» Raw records
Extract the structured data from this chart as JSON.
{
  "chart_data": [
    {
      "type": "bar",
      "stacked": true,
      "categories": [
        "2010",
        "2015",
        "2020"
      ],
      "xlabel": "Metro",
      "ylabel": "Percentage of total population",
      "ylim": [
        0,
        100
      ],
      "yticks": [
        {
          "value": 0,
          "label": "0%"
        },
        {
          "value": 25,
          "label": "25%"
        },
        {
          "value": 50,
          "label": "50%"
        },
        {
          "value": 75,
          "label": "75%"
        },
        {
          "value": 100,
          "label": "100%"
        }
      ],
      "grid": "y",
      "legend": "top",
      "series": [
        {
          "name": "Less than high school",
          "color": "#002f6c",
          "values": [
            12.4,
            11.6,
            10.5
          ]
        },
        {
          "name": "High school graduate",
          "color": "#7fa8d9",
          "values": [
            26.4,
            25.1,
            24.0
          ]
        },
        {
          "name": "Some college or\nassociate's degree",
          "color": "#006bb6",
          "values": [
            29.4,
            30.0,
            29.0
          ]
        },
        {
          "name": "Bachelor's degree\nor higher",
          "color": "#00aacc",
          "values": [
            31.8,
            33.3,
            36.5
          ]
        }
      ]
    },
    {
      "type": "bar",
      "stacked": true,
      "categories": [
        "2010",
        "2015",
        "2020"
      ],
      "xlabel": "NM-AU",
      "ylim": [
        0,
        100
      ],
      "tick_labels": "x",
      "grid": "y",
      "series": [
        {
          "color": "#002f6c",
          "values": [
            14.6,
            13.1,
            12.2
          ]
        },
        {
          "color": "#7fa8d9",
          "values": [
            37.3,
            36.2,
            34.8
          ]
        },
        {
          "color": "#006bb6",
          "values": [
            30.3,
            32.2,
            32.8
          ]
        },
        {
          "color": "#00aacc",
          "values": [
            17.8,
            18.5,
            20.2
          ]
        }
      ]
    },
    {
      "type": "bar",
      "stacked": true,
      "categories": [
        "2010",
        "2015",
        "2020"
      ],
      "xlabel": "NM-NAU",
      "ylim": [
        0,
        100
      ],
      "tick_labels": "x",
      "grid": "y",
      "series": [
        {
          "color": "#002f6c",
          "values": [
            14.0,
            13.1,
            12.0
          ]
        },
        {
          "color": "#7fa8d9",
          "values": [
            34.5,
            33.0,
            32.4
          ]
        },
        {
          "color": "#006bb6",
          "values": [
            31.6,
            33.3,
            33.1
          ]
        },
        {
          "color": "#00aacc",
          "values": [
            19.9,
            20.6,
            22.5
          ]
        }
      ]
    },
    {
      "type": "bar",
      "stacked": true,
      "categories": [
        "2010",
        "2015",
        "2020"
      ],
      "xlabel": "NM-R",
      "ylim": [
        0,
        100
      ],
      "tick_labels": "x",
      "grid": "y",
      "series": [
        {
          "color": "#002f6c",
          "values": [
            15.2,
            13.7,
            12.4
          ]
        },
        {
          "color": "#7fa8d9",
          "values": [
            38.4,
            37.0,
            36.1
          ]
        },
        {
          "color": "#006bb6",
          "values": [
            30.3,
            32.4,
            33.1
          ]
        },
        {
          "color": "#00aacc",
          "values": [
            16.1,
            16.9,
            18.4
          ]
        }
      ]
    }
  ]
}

» SHORT PROBLEM
Quote all of the entries verbatim.

» WRITTEN ANSWER
Extract the structured data from this chart as JSON.
{
  "chart_data": [
    {
      "type": "bar",
      "stacked": true,
      "categories": [
        "2010",
        "2015",
        "2020"
      ],
      "xlabel": "Metro",
      "ylabel": "Percentage of total population",
      "ylim": [
        0,
        100
      ],
      "yticks": [
        {
          "value": 0,
          "label": "0%"
        },
        {
          "value": 25,
          "label": "25%"
        },
        {
          "value": 50,
          "label": "50%"
        },
        {
          "value": 75,
          "label": "75%"
        },
        {
          "value": 100,
          "label": "100%"
        }
      ],
      "grid": "y",
      "legend": "top",
      "series": [
        {
          "name": "Less than high school",
          "color": "#002f6c",
          "values": [
            12.4,
            11.6,
            10.5
          ]
        },
        {
          "name": "High school graduate",
          "color": "#7fa8d9",
          "values": [
            26.4,
            25.1,
            24.0
          ]
        },
        {
          "name": "Some college or\nassociate's degree",
          "color": "#006bb6",
          "values": [
            29.4,
            30.0,
            29.0
          ]
        },
        {
          "name": "Bachelor's degree\nor higher",
          "color": "#00aacc",
          "values": [
            31.8,
            33.3,
            36.5
          ]
        }
      ]
    },
    {
      "type": "bar",
      "stacked": true,
      "categories": [
        "2010",
        "2015",
        "2020"
      ],
      "xlabel": "NM-AU",
      "ylim": [
        0,
        100
      ],
      "tick_labels": "x",
      "grid": "y",
      "series": [
        {
          "color": "#002f6c",
          "values": [
            14.6,
            13.1,
            12.2
          ]
        },
        {
          "color": "#7fa8d9",
          "values": [
            37.3,
            36.2,
            34.8
          ]
        },
        {
          "color": "#006bb6",
          "values": [
            30.3,
            32.2,
            32.8
          ]
        },
        {
          "color": "#00aacc",
          "values": [
            17.8,
            18.5,
            20.2
          ]
        }
      ]
    },
    {
      "type": "bar",
      "stacked": true,
      "categories": [
        "2010",
        "2015",
        "2020"
      ],
      "xlabel": "NM-NAU",
      "ylim": [
        0,
        100
      ],
      "tick_labels": "x",
      "grid": "y",
      "series": [
        {
          "color": "#002f6c",
          "values": [
            14.0,
            13.1,
            12.0
          ]
        },
        {
          "color": "#7fa8d9",
          "values": [
            34.5,
            33.0,
            32.4
          ]
        },
        {
          "color": "#006bb6",
          "values": [
            31.6,
            33.3,
            33.1
          ]
        },
        {
          "color": "#00aacc",
          "values": [
            19.9,
            20.6,
            22.5
          ]
        }
      ]
    },
    {
      "type": "bar",
      "stacked": true,
      "categories": [
        "2010",
        "2015",
        "2020"
      ],
      "xlabel": "NM-R",
      "ylim": [
        0,
        100
      ],
      "tick_labels": "x",
      "grid": "y",
      "series": [
        {
          "color": "#002f6c",
          "values": [
            15.2,
            13.7,
            12.4
          ]
        },
        {
          "color": "#7fa8d9",
          "values": [
            38.4,
            37.0,
            36.1
          ]
        },
        {
          "color": "#006bb6",
          "values": [
            30.3,
            32.4,
            33.1
          ]
        },
        {
          "color": "#00aacc",
          "values": [
            16.1,
            16.9,
            18.4
          ]
        }
      ]
    }
  ]
}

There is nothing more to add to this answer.